Start

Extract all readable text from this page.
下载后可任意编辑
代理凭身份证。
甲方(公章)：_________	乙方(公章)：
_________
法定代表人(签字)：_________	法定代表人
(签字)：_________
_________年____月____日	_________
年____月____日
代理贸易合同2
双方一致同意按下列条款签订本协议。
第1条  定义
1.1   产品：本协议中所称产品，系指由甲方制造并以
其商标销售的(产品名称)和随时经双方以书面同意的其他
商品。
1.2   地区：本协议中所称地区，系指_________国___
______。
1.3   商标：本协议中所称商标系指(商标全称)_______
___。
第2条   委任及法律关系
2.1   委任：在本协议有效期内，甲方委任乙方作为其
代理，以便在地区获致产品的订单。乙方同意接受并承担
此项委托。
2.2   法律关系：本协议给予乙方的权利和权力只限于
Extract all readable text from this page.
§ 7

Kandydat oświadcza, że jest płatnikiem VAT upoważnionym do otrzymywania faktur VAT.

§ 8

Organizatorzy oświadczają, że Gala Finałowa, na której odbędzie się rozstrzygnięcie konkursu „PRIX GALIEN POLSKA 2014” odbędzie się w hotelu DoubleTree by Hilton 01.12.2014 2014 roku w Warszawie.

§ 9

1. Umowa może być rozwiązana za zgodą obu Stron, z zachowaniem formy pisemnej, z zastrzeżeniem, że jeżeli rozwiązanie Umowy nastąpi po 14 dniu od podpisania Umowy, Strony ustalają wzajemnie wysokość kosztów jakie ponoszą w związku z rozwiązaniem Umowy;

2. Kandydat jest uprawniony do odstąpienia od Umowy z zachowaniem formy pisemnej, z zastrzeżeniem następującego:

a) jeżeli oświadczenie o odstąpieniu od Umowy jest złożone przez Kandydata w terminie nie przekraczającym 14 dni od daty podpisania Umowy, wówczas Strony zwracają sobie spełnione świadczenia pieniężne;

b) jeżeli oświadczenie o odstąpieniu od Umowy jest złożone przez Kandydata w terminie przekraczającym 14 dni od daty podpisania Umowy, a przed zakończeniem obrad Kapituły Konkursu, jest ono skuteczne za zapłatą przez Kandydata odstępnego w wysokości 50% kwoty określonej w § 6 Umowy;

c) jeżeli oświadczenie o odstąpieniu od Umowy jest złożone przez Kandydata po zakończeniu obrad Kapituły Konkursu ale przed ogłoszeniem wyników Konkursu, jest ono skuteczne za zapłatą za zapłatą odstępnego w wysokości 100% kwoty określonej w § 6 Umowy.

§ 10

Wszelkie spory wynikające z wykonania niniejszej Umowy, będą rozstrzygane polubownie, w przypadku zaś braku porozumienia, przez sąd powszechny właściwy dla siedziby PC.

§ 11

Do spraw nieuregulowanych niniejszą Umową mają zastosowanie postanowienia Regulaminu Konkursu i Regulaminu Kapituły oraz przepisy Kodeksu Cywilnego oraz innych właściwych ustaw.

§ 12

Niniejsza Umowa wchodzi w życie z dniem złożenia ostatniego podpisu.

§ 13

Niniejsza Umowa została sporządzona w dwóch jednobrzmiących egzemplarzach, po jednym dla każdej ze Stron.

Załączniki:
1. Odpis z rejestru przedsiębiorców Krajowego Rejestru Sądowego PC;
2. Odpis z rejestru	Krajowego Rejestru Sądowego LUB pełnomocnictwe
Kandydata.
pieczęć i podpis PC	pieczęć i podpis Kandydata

End

Task description -
Scan the material and collect every line that contains "Niniejsza".

Finished task -
Niniejsza Umowa wchodzi w życie z dniem złożenia ostatniego podpisu.
Niniejsza Umowa została sporządzona w dwóch jednobrzmiących egzemplarzach, po jednym dla każdej ze Stron.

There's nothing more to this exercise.